++++ RECORD SET ++++

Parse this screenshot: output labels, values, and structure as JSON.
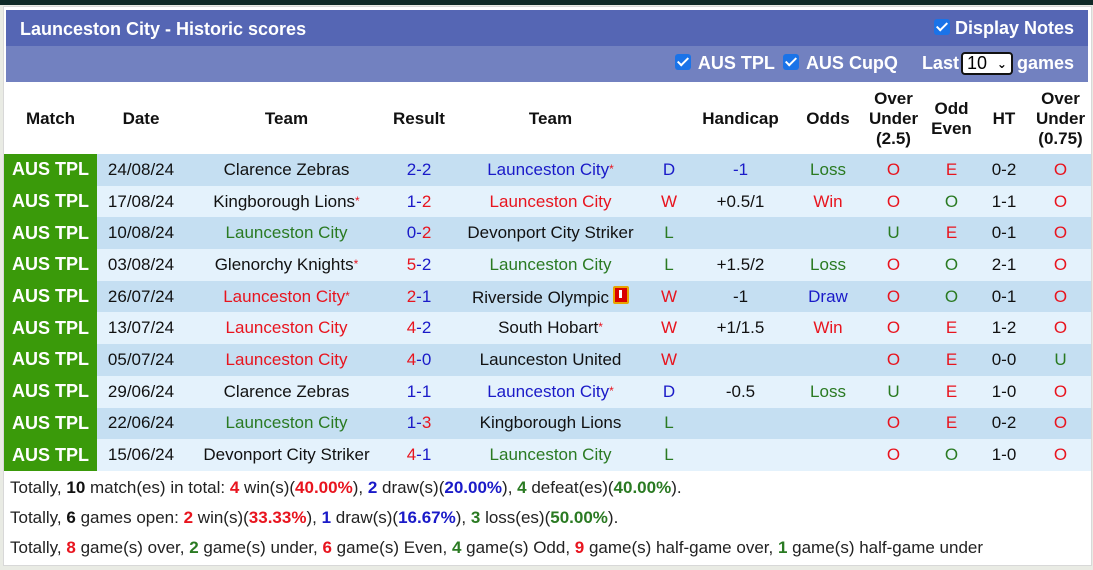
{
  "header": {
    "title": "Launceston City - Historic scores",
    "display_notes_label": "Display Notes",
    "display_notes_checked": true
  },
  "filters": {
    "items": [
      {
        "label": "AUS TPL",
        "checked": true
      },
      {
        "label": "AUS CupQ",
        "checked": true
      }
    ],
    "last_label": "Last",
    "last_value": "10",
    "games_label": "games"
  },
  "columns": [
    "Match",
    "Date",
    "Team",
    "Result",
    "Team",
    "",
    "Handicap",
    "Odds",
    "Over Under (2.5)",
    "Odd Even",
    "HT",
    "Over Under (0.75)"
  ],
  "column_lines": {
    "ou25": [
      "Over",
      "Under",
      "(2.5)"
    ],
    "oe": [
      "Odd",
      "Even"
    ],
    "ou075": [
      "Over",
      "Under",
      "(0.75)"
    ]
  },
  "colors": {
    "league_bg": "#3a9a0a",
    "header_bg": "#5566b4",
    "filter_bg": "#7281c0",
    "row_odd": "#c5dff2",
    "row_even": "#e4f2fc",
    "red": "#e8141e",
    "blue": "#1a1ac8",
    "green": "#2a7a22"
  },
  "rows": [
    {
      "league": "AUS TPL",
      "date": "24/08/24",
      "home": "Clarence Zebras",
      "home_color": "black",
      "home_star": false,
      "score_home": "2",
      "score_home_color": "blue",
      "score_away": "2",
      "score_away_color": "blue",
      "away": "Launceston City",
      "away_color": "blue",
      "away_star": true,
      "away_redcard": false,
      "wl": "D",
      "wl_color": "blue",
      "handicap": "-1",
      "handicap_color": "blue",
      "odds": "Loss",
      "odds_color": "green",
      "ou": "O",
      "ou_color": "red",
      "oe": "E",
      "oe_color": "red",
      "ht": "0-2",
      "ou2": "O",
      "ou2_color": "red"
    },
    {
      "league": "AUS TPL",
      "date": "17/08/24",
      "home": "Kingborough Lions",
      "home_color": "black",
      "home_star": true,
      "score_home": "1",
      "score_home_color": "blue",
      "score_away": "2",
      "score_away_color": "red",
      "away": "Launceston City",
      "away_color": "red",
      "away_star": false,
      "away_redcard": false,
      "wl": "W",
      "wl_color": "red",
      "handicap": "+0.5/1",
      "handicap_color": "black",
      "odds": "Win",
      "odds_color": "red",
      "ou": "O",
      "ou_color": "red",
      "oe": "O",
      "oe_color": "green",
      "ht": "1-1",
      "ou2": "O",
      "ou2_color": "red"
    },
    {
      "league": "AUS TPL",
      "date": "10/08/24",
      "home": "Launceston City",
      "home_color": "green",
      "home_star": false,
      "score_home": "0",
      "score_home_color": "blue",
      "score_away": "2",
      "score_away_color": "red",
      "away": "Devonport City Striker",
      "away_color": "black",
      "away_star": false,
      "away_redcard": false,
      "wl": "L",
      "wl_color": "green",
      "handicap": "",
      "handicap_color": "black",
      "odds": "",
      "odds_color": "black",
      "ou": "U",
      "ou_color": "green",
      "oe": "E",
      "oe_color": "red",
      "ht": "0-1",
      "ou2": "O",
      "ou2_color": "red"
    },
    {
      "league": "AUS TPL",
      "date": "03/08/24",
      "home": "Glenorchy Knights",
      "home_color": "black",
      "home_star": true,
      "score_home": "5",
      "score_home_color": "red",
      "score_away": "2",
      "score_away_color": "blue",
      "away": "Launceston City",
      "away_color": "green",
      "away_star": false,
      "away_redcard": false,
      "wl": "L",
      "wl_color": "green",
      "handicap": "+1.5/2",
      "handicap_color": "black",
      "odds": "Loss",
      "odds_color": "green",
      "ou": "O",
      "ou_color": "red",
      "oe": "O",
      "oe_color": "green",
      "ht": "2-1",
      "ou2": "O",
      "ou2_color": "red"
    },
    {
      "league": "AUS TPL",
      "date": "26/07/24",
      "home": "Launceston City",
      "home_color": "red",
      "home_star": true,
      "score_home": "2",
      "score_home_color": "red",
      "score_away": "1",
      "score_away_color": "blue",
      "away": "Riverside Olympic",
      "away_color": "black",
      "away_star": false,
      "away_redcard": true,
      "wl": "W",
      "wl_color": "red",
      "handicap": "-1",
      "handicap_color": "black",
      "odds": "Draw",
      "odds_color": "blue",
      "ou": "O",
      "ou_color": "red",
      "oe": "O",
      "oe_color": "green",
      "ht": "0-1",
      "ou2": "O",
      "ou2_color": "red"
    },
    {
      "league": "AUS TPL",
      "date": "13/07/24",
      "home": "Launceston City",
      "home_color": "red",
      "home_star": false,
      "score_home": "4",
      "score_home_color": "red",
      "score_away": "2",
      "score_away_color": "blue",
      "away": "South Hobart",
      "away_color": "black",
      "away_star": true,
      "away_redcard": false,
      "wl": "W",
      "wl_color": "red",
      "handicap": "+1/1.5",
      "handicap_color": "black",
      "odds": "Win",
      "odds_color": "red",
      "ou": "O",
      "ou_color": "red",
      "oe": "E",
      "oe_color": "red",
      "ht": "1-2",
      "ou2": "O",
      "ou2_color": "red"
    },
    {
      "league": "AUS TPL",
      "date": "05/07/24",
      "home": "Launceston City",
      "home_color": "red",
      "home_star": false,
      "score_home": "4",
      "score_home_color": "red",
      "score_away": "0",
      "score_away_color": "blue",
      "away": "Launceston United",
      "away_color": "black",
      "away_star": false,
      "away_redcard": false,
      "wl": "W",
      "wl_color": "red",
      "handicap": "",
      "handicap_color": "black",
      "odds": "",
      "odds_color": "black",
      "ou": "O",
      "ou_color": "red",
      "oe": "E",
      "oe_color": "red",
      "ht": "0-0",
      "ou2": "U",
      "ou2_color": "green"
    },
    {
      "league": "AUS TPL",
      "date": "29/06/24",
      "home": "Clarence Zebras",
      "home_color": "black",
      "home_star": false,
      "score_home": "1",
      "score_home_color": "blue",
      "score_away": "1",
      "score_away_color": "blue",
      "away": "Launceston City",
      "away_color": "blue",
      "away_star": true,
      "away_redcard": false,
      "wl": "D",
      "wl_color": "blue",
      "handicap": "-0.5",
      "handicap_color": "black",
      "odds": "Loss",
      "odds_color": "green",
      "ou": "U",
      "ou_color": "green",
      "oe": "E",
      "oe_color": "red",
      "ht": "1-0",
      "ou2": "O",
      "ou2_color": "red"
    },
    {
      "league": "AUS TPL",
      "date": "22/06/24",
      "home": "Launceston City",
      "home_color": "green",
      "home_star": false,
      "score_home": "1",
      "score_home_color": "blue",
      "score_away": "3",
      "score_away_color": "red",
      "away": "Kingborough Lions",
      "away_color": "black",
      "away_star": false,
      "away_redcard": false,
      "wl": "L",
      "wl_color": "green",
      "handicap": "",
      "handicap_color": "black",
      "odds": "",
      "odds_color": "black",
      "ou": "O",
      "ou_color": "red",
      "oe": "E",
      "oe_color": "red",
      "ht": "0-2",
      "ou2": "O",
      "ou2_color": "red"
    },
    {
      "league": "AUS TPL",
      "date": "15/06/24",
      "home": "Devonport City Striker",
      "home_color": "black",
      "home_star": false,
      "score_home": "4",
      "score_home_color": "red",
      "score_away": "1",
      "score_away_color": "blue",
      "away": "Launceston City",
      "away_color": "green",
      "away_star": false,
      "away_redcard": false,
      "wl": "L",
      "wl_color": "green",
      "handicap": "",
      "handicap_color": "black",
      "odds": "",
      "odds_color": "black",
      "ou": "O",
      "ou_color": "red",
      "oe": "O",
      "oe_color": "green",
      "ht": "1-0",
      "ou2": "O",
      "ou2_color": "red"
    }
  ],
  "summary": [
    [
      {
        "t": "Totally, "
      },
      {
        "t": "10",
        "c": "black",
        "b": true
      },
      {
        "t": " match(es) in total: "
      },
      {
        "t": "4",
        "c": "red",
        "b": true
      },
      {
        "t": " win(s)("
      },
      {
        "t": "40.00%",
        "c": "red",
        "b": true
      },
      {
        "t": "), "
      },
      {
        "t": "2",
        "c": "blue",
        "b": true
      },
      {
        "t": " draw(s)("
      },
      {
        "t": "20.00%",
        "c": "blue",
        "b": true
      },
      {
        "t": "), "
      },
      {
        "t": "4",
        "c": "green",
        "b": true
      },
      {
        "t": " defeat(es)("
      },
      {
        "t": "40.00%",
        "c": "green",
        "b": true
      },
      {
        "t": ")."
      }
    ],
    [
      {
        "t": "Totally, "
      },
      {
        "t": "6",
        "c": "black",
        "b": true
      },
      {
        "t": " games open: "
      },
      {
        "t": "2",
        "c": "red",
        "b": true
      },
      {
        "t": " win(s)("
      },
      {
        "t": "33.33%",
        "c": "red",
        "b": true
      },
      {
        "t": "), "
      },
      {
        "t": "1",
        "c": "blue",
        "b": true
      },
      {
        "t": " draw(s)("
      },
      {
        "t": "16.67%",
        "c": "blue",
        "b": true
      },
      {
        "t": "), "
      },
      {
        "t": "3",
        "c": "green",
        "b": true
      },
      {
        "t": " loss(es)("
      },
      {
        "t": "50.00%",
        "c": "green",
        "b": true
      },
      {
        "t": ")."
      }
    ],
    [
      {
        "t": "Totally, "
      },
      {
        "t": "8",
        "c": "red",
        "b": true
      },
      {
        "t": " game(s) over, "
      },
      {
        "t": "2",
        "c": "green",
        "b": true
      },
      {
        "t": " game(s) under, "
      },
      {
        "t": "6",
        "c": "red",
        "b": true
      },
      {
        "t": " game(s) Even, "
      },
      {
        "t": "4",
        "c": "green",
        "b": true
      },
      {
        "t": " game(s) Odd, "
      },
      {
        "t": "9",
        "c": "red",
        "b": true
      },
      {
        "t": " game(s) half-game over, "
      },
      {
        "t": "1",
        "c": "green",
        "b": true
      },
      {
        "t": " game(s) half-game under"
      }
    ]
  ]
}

++++

**WHAT IS BEING ASKED**
Check each line above for the string "Devonport", then copy the ones that have it.

**REPLY TO THE EXERCISE**
      "away": "Devonport City Striker",
      "home": "Devonport City Striker",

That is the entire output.